▸ **Exercise prompt**: Copy out, exactly as written, only the line containing "Extract the structured" and the lines after it through the end of the records.

▸ **Dataset rows**:
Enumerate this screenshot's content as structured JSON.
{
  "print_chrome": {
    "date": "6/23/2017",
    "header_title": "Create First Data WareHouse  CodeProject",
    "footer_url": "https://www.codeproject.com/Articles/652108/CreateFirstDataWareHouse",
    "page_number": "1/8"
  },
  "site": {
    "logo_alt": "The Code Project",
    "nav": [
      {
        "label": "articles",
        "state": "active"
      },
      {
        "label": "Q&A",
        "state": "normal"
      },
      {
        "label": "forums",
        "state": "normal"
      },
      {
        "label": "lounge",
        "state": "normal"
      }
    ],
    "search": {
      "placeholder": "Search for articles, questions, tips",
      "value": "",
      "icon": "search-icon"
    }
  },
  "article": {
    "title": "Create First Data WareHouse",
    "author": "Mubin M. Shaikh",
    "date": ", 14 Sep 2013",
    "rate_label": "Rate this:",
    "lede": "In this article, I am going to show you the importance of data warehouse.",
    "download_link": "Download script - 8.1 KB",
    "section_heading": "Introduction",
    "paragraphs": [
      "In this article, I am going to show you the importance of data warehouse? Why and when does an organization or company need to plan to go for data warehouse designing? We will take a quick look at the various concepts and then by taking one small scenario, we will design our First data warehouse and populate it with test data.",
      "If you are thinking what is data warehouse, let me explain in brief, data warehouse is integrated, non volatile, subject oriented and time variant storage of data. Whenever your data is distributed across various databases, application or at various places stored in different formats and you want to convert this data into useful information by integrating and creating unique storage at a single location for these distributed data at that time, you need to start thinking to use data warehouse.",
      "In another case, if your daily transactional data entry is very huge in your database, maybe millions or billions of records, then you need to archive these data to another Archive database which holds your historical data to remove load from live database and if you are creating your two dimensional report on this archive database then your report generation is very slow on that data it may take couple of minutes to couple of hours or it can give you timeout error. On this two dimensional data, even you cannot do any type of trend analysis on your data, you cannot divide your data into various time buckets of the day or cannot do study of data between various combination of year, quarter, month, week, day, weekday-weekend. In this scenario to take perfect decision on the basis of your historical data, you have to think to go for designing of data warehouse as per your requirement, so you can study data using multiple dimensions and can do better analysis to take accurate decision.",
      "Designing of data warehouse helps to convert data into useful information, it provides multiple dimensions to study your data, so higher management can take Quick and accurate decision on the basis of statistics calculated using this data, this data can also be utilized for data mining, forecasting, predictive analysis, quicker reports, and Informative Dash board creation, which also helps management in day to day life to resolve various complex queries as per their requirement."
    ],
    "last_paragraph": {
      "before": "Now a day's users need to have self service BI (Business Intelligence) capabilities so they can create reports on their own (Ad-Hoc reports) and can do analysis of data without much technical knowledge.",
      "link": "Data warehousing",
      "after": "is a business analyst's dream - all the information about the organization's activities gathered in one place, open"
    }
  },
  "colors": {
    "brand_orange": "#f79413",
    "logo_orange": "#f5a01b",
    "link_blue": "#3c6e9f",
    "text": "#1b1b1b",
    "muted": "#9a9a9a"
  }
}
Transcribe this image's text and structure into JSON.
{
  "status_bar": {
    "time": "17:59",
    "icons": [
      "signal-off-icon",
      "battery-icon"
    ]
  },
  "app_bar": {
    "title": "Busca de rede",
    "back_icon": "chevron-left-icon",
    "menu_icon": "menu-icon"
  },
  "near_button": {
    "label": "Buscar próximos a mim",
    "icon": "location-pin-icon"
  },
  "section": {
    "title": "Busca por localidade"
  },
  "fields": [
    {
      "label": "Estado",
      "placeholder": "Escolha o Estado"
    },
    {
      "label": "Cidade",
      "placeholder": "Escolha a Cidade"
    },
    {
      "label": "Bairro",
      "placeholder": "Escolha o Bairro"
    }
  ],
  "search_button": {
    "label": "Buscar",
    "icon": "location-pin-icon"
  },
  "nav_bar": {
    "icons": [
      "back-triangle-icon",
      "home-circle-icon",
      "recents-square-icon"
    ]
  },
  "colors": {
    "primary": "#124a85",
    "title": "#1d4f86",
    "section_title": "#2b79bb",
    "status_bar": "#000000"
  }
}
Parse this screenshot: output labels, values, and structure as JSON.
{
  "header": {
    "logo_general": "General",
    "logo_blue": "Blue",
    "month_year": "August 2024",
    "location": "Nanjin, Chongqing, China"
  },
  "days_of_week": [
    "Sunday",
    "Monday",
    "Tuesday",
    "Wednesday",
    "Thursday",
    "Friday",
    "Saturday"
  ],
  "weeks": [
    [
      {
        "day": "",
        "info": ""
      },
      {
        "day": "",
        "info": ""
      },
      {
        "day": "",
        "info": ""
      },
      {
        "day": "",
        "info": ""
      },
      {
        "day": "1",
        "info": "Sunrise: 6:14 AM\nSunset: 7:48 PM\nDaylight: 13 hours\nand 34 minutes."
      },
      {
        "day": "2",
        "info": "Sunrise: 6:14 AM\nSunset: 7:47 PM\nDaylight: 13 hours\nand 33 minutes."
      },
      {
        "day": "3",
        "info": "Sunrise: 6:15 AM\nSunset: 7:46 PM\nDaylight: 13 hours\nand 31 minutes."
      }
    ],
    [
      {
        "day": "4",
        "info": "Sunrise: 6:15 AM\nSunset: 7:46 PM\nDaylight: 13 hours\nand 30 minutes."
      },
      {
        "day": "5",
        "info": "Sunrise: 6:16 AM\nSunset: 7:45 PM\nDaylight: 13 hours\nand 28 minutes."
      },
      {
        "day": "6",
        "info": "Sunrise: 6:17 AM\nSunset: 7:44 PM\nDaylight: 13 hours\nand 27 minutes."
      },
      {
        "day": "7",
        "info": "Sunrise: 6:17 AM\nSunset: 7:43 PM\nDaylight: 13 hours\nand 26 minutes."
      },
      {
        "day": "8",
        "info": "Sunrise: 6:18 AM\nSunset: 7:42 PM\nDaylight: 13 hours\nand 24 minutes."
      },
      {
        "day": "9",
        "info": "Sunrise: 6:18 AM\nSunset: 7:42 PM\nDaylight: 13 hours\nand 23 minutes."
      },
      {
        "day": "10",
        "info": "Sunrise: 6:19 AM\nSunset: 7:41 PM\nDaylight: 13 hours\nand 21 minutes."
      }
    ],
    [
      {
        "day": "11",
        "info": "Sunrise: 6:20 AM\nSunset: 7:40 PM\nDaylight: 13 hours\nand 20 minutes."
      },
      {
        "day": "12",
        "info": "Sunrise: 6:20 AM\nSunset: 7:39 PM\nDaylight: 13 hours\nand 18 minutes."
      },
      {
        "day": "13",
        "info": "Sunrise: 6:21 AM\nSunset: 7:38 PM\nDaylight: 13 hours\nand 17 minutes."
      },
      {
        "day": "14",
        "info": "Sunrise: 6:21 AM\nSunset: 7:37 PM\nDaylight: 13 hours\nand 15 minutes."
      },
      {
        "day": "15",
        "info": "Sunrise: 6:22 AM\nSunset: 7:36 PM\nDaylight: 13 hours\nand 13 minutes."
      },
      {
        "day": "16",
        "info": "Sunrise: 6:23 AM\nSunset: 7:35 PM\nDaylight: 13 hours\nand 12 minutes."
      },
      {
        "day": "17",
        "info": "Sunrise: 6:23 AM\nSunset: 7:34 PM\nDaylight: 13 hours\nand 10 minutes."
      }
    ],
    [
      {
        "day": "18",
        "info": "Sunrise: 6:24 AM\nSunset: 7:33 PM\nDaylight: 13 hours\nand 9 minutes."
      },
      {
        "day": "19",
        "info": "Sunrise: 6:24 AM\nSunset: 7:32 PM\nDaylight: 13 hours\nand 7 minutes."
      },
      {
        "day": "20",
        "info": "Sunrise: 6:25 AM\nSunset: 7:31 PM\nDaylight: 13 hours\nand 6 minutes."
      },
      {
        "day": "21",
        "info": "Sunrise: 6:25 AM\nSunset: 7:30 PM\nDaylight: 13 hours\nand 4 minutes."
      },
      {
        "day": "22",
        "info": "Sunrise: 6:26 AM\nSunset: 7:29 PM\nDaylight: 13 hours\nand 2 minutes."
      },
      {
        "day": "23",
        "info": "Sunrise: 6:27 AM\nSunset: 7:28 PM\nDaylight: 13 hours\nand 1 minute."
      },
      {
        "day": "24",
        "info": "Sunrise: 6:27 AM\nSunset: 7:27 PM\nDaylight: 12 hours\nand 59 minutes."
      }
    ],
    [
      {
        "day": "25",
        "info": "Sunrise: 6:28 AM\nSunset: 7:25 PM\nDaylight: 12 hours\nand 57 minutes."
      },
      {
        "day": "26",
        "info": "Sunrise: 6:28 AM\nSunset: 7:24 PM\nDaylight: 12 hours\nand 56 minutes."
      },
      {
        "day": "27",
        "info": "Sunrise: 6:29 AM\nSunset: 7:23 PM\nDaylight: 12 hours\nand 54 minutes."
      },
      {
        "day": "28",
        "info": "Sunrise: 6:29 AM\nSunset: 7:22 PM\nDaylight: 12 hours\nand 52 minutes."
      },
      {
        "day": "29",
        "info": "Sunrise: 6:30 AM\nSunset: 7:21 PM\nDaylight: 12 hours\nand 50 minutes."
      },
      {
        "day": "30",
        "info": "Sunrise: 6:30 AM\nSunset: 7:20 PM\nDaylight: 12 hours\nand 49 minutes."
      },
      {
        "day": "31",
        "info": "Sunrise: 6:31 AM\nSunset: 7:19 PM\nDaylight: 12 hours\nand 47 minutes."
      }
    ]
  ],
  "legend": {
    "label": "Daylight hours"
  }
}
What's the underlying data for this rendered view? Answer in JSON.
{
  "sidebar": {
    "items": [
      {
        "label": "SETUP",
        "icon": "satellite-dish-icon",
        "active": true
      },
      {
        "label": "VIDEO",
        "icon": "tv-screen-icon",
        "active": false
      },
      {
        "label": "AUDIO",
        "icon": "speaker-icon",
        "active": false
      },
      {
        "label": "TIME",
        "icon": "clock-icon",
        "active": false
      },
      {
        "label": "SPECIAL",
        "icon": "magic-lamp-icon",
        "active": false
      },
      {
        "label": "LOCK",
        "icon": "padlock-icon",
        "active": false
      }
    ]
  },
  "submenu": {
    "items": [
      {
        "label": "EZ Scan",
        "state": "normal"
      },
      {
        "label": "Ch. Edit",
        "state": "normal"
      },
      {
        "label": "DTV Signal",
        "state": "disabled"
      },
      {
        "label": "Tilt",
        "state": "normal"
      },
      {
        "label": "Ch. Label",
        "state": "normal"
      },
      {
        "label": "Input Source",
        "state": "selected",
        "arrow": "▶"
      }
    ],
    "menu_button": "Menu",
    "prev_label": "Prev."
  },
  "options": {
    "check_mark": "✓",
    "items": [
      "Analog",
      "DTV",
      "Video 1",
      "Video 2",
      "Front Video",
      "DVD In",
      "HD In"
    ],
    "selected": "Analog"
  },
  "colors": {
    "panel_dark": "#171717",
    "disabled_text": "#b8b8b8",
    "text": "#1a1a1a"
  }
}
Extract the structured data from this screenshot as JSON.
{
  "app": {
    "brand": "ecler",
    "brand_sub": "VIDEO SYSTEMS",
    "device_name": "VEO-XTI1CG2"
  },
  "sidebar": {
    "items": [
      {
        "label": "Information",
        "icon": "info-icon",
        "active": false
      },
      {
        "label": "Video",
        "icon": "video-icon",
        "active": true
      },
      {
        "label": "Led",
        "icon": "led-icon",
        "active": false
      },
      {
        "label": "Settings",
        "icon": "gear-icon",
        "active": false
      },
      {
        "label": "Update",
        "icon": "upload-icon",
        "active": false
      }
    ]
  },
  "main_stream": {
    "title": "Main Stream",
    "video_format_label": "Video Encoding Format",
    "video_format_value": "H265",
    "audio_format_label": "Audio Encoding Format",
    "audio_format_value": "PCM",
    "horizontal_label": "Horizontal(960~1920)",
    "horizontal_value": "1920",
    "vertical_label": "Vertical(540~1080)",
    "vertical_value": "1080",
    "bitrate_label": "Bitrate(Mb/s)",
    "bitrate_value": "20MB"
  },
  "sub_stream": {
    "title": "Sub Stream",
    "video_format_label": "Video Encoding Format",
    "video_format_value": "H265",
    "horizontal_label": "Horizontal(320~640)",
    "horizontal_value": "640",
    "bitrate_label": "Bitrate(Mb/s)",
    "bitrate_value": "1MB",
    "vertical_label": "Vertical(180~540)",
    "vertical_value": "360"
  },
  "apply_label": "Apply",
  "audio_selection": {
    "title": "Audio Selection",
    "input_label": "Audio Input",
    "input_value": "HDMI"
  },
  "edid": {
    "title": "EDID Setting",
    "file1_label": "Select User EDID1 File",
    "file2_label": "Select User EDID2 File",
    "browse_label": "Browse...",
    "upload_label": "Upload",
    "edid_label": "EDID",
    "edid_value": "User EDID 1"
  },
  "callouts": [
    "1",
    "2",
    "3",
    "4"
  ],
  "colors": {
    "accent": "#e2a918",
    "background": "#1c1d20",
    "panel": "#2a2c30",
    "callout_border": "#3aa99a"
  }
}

▸ **Reply to the exercise**:
Extract the structured data from this screenshot as JSON.
{
  "app": {
    "brand": "ecler",
    "brand_sub": "VIDEO SYSTEMS",
    "device_name": "VEO-XTI1CG2"
  },
  "sidebar": {
    "items": [
      {
        "label": "Information",
        "icon": "info-icon",
        "active": false
      },
      {
        "label": "Video",
        "icon": "video-icon",
        "active": true
      },
      {
        "label": "Led",
        "icon": "led-icon",
        "active": false
      },
      {
        "label": "Settings",
        "icon": "gear-icon",
        "active": false
      },
      {
        "label": "Update",
        "icon": "upload-icon",
        "active": false
      }
    ]
  },
  "main_stream": {
    "title": "Main Stream",
    "video_format_label": "Video Encoding Format",
    "video_format_value": "H265",
    "audio_format_label": "Audio Encoding Format",
    "audio_format_value": "PCM",
    "horizontal_label": "Horizontal(960~1920)",
    "horizontal_value": "1920",
    "vertical_label": "Vertical(540~1080)",
    "vertical_value": "1080",
    "bitrate_label": "Bitrate(Mb/s)",
    "bitrate_value": "20MB"
  },
  "sub_stream": {
    "title": "Sub Stream",
    "video_format_label": "Video Encoding Format",
    "video_format_value": "H265",
    "horizontal_label": "Horizontal(320~640)",
    "horizontal_value": "640",
    "bitrate_label": "Bitrate(Mb/s)",
    "bitrate_value": "1MB",
    "vertical_label": "Vertical(180~540)",
    "vertical_value": "360"
  },
  "apply_label": "Apply",
  "audio_selection": {
    "title": "Audio Selection",
    "input_label": "Audio Input",
    "input_value": "HDMI"
  },
  "edid": {
    "title": "EDID Setting",
    "file1_label": "Select User EDID1 File",
    "file2_label": "Select User EDID2 File",
    "browse_label": "Browse...",
    "upload_label": "Upload",
    "edid_label": "EDID",
    "edid_value": "User EDID 1"
  },
  "callouts": [
    "1",
    "2",
    "3",
    "4"
  ],
  "colors": {
    "accent": "#e2a918",
    "background": "#1c1d20",
    "panel": "#2a2c30",
    "callout_border": "#3aa99a"
  }
}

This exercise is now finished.